## MATERIAL TO PROCESS
-=-=-

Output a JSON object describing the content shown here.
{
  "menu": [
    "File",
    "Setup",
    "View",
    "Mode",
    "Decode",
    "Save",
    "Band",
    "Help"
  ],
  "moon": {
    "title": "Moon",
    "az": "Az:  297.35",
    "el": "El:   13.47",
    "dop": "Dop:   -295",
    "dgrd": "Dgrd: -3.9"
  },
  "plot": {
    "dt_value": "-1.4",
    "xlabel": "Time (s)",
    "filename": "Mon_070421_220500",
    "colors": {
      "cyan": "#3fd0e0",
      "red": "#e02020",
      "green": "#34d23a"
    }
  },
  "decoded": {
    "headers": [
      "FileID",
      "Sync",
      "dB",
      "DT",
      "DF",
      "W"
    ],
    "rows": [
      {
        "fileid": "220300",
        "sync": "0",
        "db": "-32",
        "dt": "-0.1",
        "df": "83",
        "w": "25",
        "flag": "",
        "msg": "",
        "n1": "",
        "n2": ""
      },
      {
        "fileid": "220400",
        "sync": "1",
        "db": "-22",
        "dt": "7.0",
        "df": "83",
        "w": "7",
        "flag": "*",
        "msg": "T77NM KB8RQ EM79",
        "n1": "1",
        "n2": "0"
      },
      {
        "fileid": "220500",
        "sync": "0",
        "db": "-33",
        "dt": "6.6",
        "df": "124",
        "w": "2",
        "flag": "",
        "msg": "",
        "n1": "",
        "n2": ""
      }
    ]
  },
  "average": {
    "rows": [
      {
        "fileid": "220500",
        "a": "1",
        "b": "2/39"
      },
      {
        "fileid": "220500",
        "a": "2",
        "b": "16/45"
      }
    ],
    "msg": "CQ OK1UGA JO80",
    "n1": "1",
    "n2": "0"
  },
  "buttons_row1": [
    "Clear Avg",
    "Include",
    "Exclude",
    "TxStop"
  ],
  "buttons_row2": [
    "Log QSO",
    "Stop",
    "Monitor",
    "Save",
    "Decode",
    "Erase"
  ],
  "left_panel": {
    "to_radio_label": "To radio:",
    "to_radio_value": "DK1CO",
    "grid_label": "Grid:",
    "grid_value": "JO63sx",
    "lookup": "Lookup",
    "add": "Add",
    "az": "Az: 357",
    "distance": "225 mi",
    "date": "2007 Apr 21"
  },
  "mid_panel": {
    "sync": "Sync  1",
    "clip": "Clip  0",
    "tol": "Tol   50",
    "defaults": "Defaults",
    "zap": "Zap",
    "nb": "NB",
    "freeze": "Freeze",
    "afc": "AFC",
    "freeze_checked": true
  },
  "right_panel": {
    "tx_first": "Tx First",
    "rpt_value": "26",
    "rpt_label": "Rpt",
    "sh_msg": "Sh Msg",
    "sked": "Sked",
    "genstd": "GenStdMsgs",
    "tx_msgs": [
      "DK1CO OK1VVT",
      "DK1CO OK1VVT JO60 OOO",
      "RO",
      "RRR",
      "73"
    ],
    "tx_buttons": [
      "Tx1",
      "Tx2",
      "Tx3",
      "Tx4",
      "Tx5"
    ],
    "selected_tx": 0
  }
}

-=-=-

## EXERCISE DESCRIPTION
Please restate the data word for word, every record included.

## ANSWER TO THIS EXERCISE
Output a JSON object describing the content shown here.
{
  "menu": [
    "File",
    "Setup",
    "View",
    "Mode",
    "Decode",
    "Save",
    "Band",
    "Help"
  ],
  "moon": {
    "title": "Moon",
    "az": "Az:  297.35",
    "el": "El:   13.47",
    "dop": "Dop:   -295",
    "dgrd": "Dgrd: -3.9"
  },
  "plot": {
    "dt_value": "-1.4",
    "xlabel": "Time (s)",
    "filename": "Mon_070421_220500",
    "colors": {
      "cyan": "#3fd0e0",
      "red": "#e02020",
      "green": "#34d23a"
    }
  },
  "decoded": {
    "headers": [
      "FileID",
      "Sync",
      "dB",
      "DT",
      "DF",
      "W"
    ],
    "rows": [
      {
        "fileid": "220300",
        "sync": "0",
        "db": "-32",
        "dt": "-0.1",
        "df": "83",
        "w": "25",
        "flag": "",
        "msg": "",
        "n1": "",
        "n2": ""
      },
      {
        "fileid": "220400",
        "sync": "1",
        "db": "-22",
        "dt": "7.0",
        "df": "83",
        "w": "7",
        "flag": "*",
        "msg": "T77NM KB8RQ EM79",
        "n1": "1",
        "n2": "0"
      },
      {
        "fileid": "220500",
        "sync": "0",
        "db": "-33",
        "dt": "6.6",
        "df": "124",
        "w": "2",
        "flag": "",
        "msg": "",
        "n1": "",
        "n2": ""
      }
    ]
  },
  "average": {
    "rows": [
      {
        "fileid": "220500",
        "a": "1",
        "b": "2/39"
      },
      {
        "fileid": "220500",
        "a": "2",
        "b": "16/45"
      }
    ],
    "msg": "CQ OK1UGA JO80",
    "n1": "1",
    "n2": "0"
  },
  "buttons_row1": [
    "Clear Avg",
    "Include",
    "Exclude",
    "TxStop"
  ],
  "buttons_row2": [
    "Log QSO",
    "Stop",
    "Monitor",
    "Save",
    "Decode",
    "Erase"
  ],
  "left_panel": {
    "to_radio_label": "To radio:",
    "to_radio_value": "DK1CO",
    "grid_label": "Grid:",
    "grid_value": "JO63sx",
    "lookup": "Lookup",
    "add": "Add",
    "az": "Az: 357",
    "distance": "225 mi",
    "date": "2007 Apr 21"
  },
  "mid_panel": {
    "sync": "Sync  1",
    "clip": "Clip  0",
    "tol": "Tol   50",
    "defaults": "Defaults",
    "zap": "Zap",
    "nb": "NB",
    "freeze": "Freeze",
    "afc": "AFC",
    "freeze_checked": true
  },
  "right_panel": {
    "tx_first": "Tx First",
    "rpt_value": "26",
    "rpt_label": "Rpt",
    "sh_msg": "Sh Msg",
    "sked": "Sked",
    "genstd": "GenStdMsgs",
    "tx_msgs": [
      "DK1CO OK1VVT",
      "DK1CO OK1VVT JO60 OOO",
      "RO",
      "RRR",
      "73"
    ],
    "tx_buttons": [
      "Tx1",
      "Tx2",
      "Tx3",
      "Tx4",
      "Tx5"
    ],
    "selected_tx": 0
  }
}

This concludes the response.